(Challenge) Omit the pictures, then reproduce every remaining record exactly.

## BEGIN

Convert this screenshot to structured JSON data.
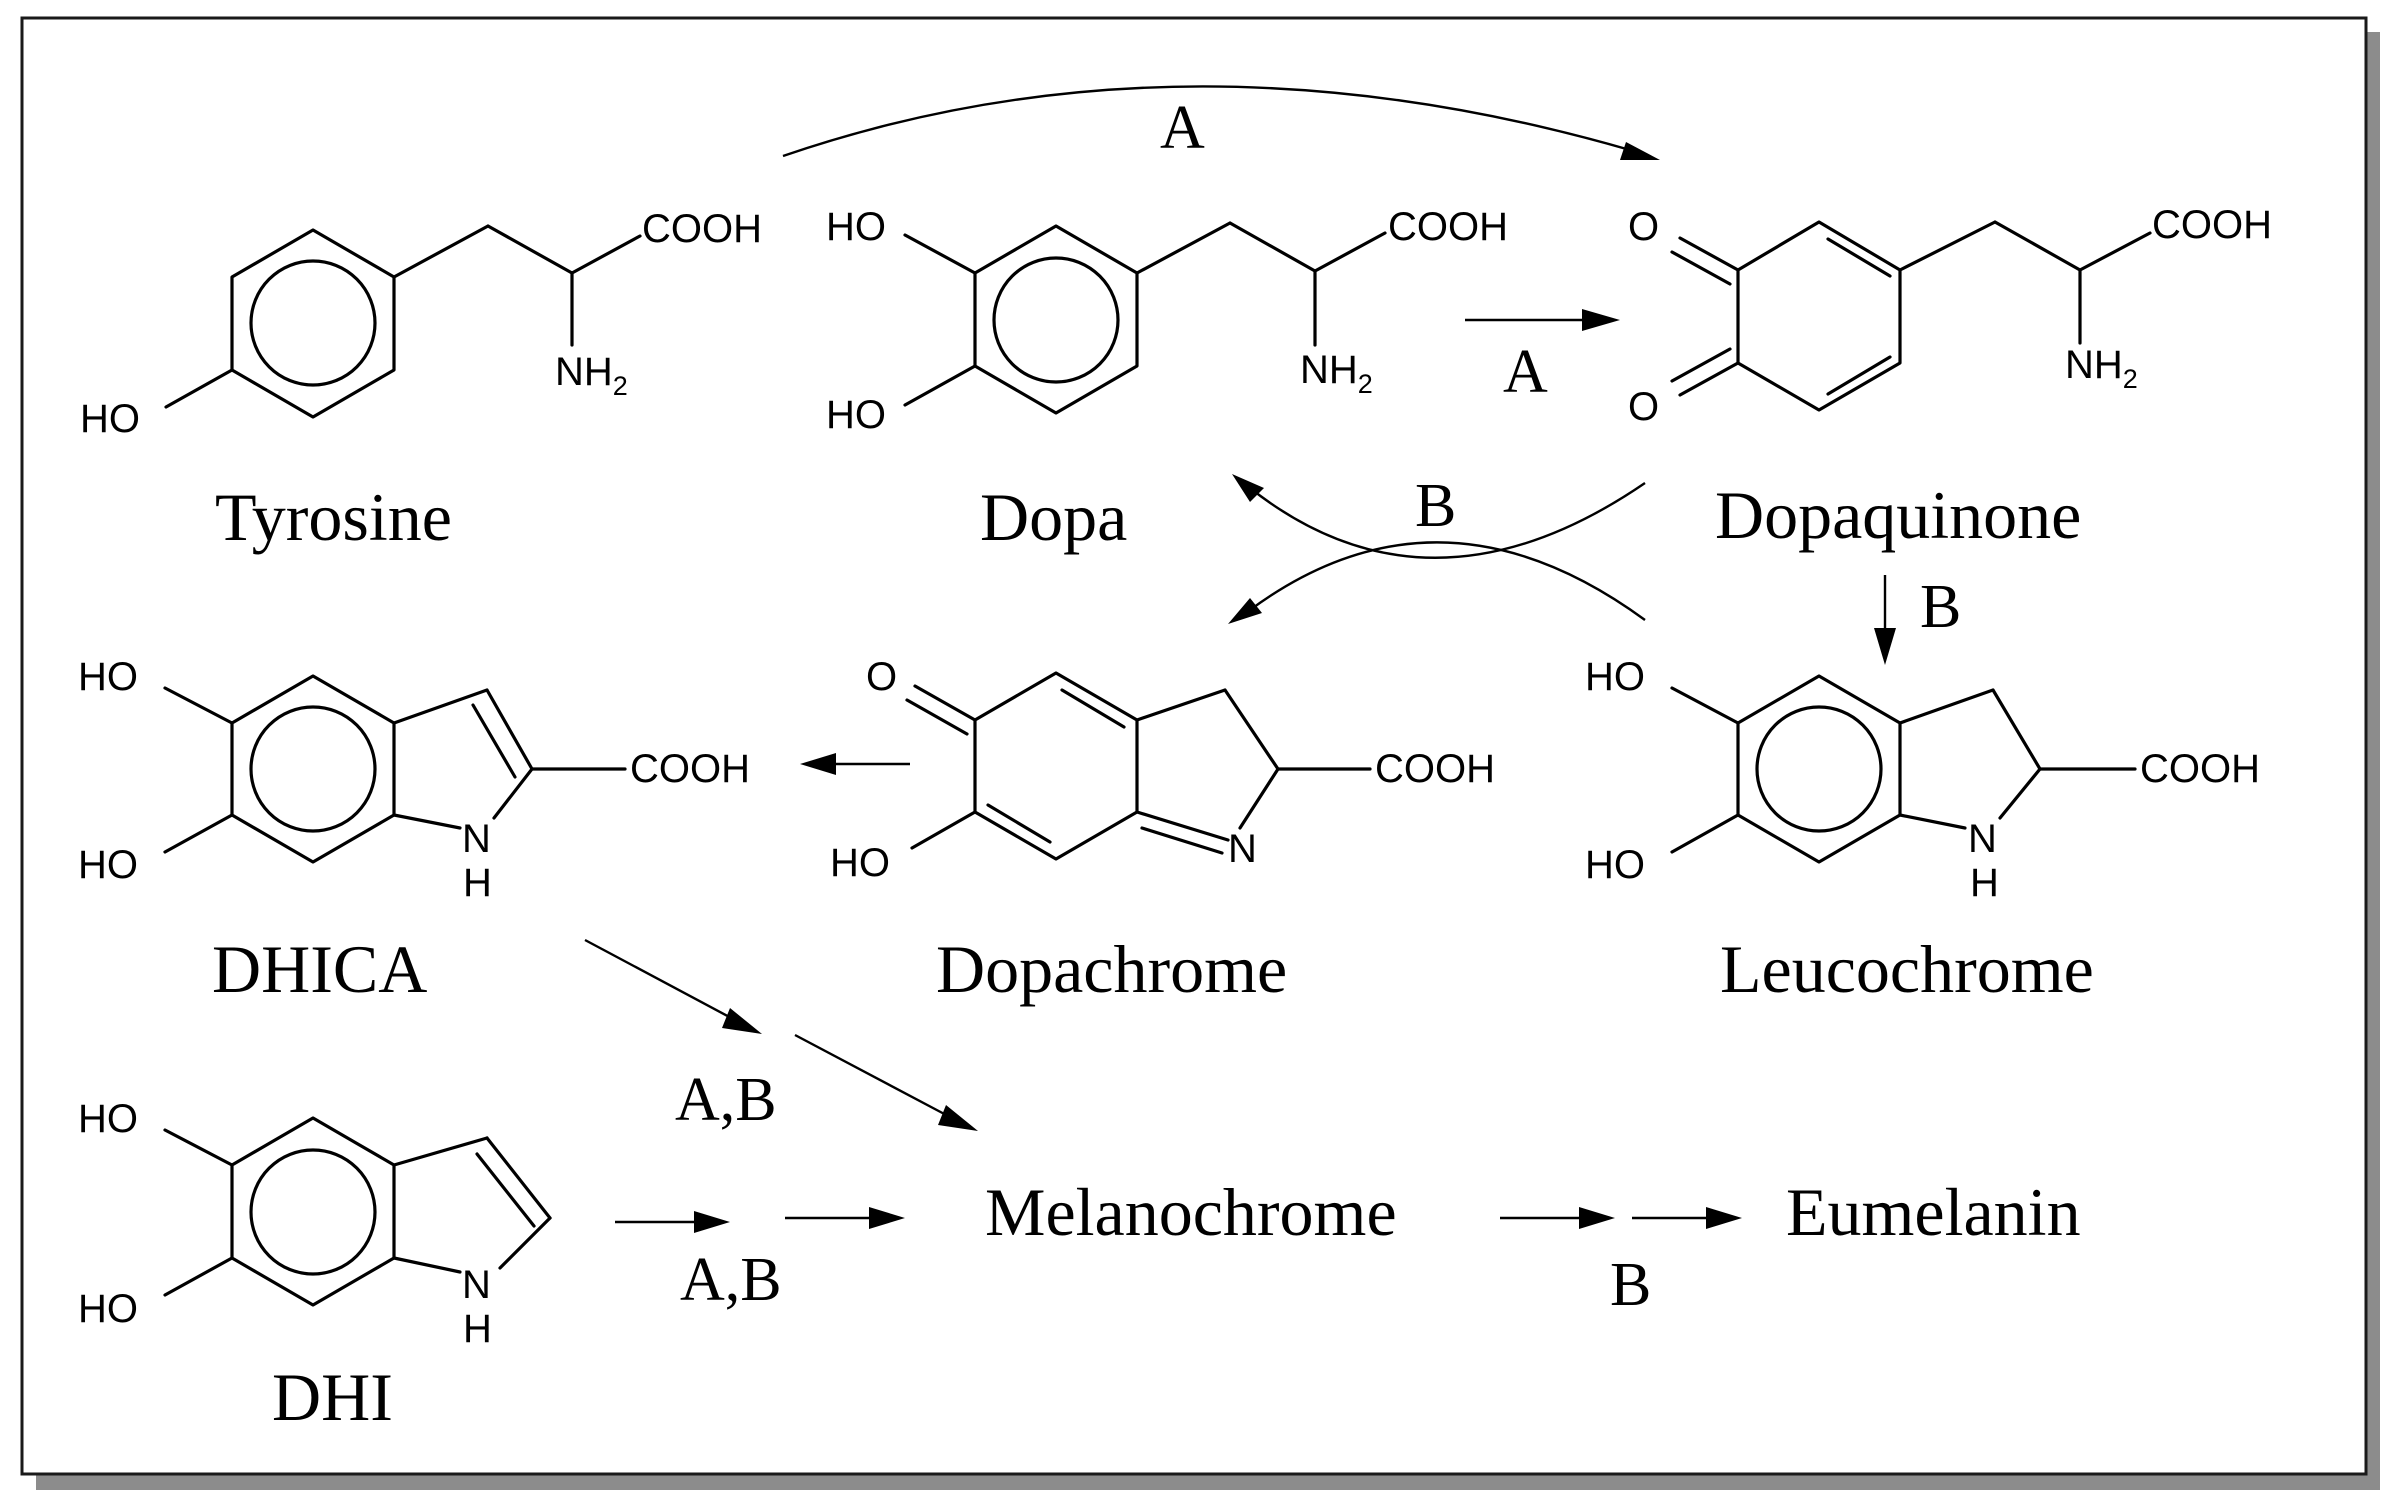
{
  "compounds": {
    "tyrosine": {
      "name": "Tyrosine",
      "ho": "HO",
      "cooh": "COOH",
      "nh": "NH",
      "sub2": "2"
    },
    "dopa": {
      "name": "Dopa",
      "ho1": "HO",
      "ho2": "HO",
      "cooh": "COOH",
      "nh": "NH",
      "sub2": "2"
    },
    "dopaquinone": {
      "name": "Dopaquinone",
      "o1": "O",
      "o2": "O",
      "cooh": "COOH",
      "nh": "NH",
      "sub2": "2"
    },
    "dhica": {
      "name": "DHICA",
      "ho1": "HO",
      "ho2": "HO",
      "cooh": "COOH",
      "nh": "N",
      "h": "H"
    },
    "dopachrome": {
      "name": "Dopachrome",
      "o": "O",
      "ho": "HO",
      "cooh": "COOH",
      "n": "N"
    },
    "leucochrome": {
      "name": "Leucochrome",
      "ho1": "HO",
      "ho2": "HO",
      "cooh": "COOH",
      "nh": "N",
      "h": "H"
    },
    "dhi": {
      "name": "DHI",
      "ho1": "HO",
      "ho2": "HO",
      "nh": "N",
      "h": "H"
    },
    "melanochrome": {
      "name": "Melanochrome"
    },
    "eumelanin": {
      "name": "Eumelanin"
    }
  },
  "reactions": {
    "tyr_to_dopaquinone": "A",
    "dopa_to_dopaquinone": "A",
    "dopaquinone_to_dopa": "B",
    "dopaquinone_to_leucochrome": "B",
    "dhica_to_melanochrome": "A,B",
    "dhi_to_melanochrome": "A,B",
    "melanochrome_to_eumelanin": "B"
  }
}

## END

(Result for this task)
Convert this screenshot to structured JSON data.
{
  "compounds": {
    "tyrosine": {
      "name": "Tyrosine",
      "ho": "HO",
      "cooh": "COOH",
      "nh": "NH",
      "sub2": "2"
    },
    "dopa": {
      "name": "Dopa",
      "ho1": "HO",
      "ho2": "HO",
      "cooh": "COOH",
      "nh": "NH",
      "sub2": "2"
    },
    "dopaquinone": {
      "name": "Dopaquinone",
      "o1": "O",
      "o2": "O",
      "cooh": "COOH",
      "nh": "NH",
      "sub2": "2"
    },
    "dhica": {
      "name": "DHICA",
      "ho1": "HO",
      "ho2": "HO",
      "cooh": "COOH",
      "nh": "N",
      "h": "H"
    },
    "dopachrome": {
      "name": "Dopachrome",
      "o": "O",
      "ho": "HO",
      "cooh": "COOH",
      "n": "N"
    },
    "leucochrome": {
      "name": "Leucochrome",
      "ho1": "HO",
      "ho2": "HO",
      "cooh": "COOH",
      "nh": "N",
      "h": "H"
    },
    "dhi": {
      "name": "DHI",
      "ho1": "HO",
      "ho2": "HO",
      "nh": "N",
      "h": "H"
    },
    "melanochrome": {
      "name": "Melanochrome"
    },
    "eumelanin": {
      "name": "Eumelanin"
    }
  },
  "reactions": {
    "tyr_to_dopaquinone": "A",
    "dopa_to_dopaquinone": "A",
    "dopaquinone_to_dopa": "B",
    "dopaquinone_to_leucochrome": "B",
    "dhica_to_melanochrome": "A,B",
    "dhi_to_melanochrome": "A,B",
    "melanochrome_to_eumelanin": "B"
  }
}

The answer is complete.